Stored items
▼
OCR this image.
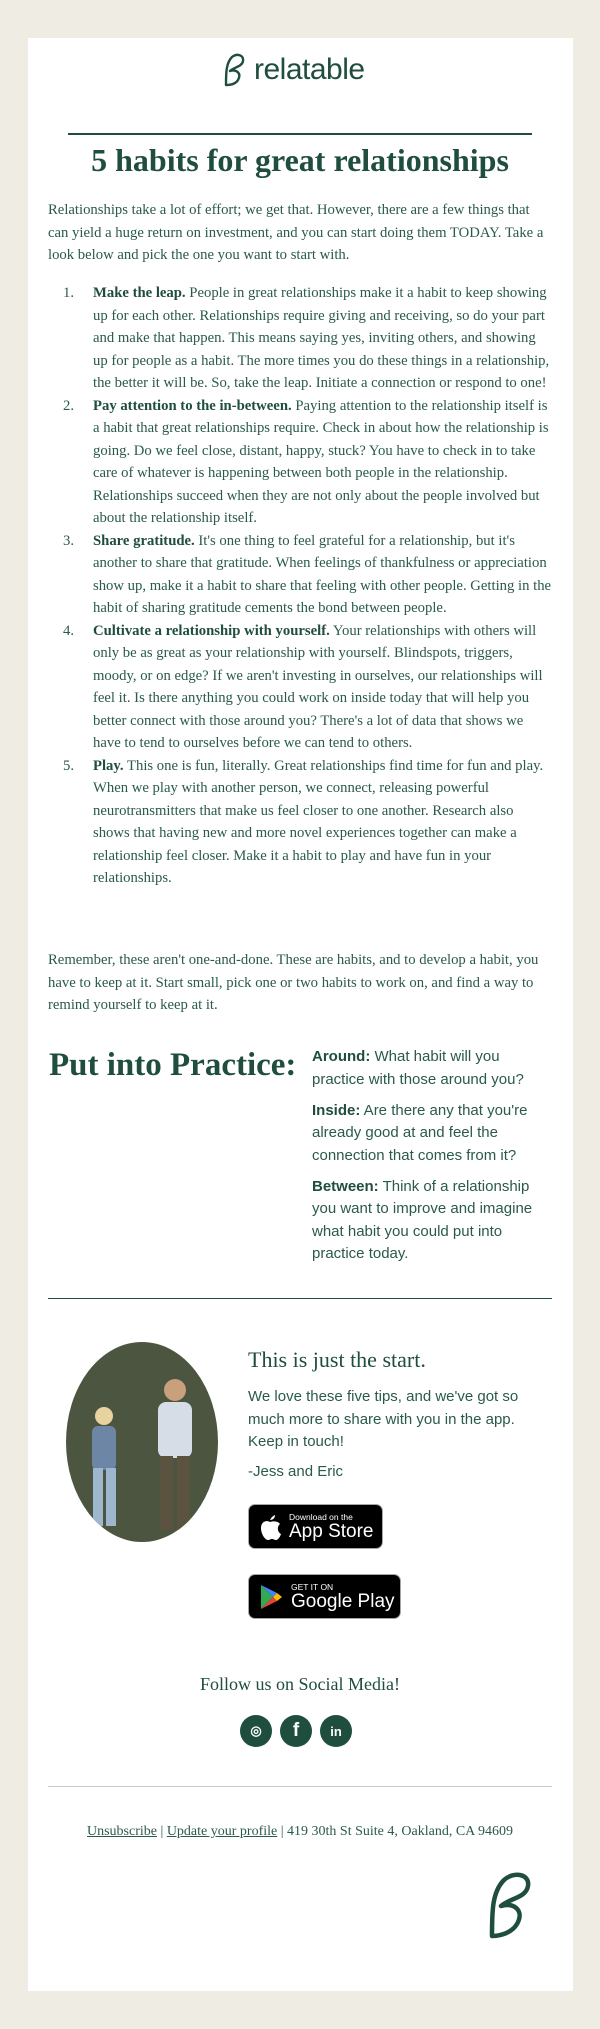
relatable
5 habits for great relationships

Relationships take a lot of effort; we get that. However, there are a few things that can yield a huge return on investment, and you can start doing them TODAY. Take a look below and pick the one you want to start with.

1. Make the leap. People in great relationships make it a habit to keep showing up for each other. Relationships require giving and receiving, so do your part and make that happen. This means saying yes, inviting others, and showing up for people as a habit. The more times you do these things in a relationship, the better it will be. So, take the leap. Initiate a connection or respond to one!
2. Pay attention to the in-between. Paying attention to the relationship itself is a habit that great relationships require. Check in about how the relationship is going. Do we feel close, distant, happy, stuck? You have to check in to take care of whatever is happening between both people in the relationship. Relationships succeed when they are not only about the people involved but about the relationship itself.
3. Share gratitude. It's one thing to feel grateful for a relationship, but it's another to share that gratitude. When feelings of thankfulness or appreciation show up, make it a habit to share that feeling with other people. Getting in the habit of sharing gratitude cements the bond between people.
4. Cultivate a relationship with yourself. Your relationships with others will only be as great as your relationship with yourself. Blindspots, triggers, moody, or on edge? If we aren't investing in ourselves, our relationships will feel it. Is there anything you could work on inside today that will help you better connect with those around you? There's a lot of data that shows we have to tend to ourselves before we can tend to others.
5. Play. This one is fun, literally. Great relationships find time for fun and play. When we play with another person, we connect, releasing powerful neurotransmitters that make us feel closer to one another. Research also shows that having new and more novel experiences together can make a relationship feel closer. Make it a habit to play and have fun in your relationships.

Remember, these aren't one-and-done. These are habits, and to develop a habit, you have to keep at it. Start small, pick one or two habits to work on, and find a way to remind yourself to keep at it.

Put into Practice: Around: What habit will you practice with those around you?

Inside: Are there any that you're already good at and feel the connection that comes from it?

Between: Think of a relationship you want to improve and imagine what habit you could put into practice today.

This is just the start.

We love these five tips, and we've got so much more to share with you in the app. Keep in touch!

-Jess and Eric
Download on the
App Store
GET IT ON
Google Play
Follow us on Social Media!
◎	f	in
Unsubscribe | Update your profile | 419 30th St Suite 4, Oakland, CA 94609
▲
SHORT EXERCISE ->
Which lines hold the word "only"? Copy every one of them.

RESULT BELOW ->
2. Pay attention to the in-between. Paying attention to the relationship itself is a habit that great relationships require. Check in about how the relationship is going. Do we feel close, distant, happy, stuck? You have to check in to take care of whatever is happening between both people in the relationship. Relationships succeed when they are not only about the people involved but about the relationship itself.
4. Cultivate a relationship with yourself. Your relationships with others will only be as great as your relationship with yourself. Blindspots, triggers, moody, or on edge? If we aren't investing in ourselves, our relationships will feel it. Is there anything you could work on inside today that will help you better connect with those around you? There's a lot of data that shows we have to tend to ourselves before we can tend to others.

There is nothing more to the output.